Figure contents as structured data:
------------------------------------

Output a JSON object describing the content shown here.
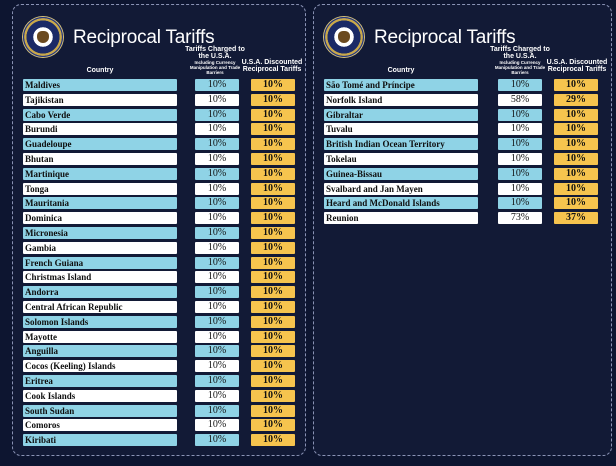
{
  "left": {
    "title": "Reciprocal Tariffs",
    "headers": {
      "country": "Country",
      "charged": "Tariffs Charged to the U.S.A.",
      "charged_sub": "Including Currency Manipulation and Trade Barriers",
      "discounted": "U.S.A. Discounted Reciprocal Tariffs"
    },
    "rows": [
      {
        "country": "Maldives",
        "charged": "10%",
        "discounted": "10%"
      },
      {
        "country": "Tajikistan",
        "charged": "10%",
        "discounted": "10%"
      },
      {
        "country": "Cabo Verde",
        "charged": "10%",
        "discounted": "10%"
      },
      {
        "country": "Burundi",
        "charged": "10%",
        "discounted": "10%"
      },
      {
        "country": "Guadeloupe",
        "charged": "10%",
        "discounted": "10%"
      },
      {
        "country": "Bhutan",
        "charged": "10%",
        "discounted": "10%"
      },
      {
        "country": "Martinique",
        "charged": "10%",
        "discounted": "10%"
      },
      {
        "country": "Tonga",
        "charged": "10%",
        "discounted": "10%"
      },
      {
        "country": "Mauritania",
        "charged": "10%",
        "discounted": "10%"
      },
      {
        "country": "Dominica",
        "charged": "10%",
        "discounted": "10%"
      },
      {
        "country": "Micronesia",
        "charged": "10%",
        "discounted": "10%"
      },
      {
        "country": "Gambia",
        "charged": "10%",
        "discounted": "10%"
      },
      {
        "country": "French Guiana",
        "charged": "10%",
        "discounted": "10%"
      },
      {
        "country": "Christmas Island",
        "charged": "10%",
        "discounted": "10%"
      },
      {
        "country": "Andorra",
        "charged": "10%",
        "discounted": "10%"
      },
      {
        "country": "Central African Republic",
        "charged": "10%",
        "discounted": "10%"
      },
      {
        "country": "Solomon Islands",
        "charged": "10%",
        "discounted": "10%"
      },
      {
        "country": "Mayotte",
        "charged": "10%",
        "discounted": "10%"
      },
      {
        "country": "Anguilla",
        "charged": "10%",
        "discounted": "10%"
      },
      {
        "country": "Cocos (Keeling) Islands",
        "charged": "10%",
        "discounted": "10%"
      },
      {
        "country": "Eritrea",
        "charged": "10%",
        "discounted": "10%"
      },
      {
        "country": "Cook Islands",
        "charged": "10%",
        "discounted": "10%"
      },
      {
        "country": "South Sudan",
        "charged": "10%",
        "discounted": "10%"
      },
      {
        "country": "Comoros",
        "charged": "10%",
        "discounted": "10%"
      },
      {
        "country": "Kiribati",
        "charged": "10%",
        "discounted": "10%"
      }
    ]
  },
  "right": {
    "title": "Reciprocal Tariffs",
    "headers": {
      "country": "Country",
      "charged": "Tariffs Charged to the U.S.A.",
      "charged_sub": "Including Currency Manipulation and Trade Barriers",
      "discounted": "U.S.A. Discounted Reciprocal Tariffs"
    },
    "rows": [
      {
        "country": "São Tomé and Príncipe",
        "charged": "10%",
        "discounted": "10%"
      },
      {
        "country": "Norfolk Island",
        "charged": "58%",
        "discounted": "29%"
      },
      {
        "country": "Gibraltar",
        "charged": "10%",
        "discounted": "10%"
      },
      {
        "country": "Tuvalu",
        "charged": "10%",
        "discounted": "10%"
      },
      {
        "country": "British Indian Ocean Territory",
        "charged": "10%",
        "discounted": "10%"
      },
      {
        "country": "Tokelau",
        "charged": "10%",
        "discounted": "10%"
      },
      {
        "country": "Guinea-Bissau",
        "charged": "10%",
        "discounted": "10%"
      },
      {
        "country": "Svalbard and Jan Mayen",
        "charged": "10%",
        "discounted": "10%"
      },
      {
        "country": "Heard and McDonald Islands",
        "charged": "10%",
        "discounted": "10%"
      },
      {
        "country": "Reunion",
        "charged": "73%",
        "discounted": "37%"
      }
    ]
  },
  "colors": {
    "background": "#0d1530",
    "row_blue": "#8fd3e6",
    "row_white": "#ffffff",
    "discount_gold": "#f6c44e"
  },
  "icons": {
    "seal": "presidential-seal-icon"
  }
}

------------------------------------

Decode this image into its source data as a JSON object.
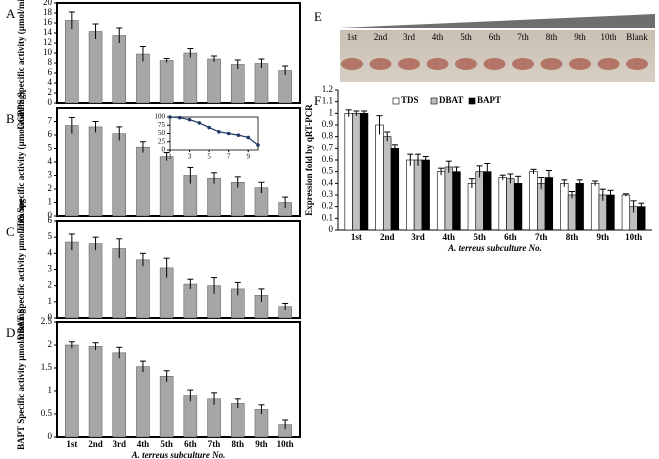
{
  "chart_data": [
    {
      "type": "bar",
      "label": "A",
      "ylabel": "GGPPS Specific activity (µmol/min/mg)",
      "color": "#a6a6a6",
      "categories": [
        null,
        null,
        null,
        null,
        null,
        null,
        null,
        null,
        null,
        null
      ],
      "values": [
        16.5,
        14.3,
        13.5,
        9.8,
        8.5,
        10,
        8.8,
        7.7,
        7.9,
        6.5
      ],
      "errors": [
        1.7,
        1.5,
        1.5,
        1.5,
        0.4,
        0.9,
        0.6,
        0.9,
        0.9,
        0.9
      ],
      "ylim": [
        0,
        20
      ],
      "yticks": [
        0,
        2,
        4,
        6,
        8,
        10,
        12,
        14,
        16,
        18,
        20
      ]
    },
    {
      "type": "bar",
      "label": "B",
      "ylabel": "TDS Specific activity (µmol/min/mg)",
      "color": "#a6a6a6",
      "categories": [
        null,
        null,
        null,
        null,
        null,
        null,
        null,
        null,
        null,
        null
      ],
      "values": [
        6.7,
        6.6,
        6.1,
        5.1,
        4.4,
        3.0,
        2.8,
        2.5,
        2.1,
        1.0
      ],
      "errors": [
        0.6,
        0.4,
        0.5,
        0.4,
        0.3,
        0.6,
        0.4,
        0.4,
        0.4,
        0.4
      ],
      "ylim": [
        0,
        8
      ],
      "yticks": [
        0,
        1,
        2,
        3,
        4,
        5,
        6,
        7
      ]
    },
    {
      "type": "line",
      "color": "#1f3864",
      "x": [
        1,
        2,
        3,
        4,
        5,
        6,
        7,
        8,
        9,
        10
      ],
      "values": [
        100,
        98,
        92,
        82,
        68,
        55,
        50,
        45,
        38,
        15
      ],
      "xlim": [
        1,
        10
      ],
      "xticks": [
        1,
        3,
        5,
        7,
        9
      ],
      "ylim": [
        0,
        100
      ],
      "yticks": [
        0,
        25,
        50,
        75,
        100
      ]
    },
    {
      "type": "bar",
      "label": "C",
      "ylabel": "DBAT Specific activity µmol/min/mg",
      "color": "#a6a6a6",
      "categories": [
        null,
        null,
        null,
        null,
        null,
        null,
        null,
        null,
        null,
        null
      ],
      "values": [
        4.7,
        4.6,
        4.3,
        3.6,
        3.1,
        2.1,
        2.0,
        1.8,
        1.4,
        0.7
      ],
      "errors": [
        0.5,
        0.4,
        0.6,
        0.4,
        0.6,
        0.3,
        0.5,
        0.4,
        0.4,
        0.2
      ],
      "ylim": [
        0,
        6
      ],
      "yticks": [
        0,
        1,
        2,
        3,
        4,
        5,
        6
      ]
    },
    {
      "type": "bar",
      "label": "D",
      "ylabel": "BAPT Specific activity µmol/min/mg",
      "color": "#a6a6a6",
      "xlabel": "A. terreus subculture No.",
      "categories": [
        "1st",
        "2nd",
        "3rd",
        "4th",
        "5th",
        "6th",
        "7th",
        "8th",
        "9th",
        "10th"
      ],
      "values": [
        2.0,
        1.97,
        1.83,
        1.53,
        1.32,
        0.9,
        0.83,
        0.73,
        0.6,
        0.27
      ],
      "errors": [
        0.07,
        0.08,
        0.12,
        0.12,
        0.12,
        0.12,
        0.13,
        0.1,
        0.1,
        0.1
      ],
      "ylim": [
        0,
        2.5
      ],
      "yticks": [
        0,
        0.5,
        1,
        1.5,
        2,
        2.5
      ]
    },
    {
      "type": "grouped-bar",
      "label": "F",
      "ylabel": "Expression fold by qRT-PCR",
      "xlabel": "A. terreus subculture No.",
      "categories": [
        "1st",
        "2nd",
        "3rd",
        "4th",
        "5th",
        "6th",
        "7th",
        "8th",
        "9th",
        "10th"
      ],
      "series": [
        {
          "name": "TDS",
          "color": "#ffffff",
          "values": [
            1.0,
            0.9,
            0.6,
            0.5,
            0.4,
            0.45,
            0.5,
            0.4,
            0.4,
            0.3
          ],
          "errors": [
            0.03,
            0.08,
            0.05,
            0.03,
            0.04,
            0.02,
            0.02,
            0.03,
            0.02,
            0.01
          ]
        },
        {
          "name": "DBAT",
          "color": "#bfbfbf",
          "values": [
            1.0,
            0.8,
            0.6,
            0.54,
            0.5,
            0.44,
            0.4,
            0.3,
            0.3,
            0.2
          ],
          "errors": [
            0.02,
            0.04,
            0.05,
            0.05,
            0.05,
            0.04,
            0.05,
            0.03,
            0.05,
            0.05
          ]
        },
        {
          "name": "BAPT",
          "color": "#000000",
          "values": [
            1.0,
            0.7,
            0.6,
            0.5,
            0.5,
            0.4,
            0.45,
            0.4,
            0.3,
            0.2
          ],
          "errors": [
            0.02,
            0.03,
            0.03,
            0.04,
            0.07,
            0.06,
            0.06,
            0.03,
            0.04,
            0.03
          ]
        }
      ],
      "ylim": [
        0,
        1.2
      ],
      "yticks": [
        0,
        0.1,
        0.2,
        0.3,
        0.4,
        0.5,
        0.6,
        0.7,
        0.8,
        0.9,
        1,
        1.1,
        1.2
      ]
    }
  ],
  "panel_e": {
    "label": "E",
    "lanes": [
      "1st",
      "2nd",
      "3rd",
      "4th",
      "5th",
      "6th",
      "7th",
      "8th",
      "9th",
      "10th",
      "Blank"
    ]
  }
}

------------------------------------

## Task requirements
Using the records above, list each line that includes "JSON".

## Solution for this task
Output a JSON object describing the content shown here.
Decode this image into its source data as a JSON object.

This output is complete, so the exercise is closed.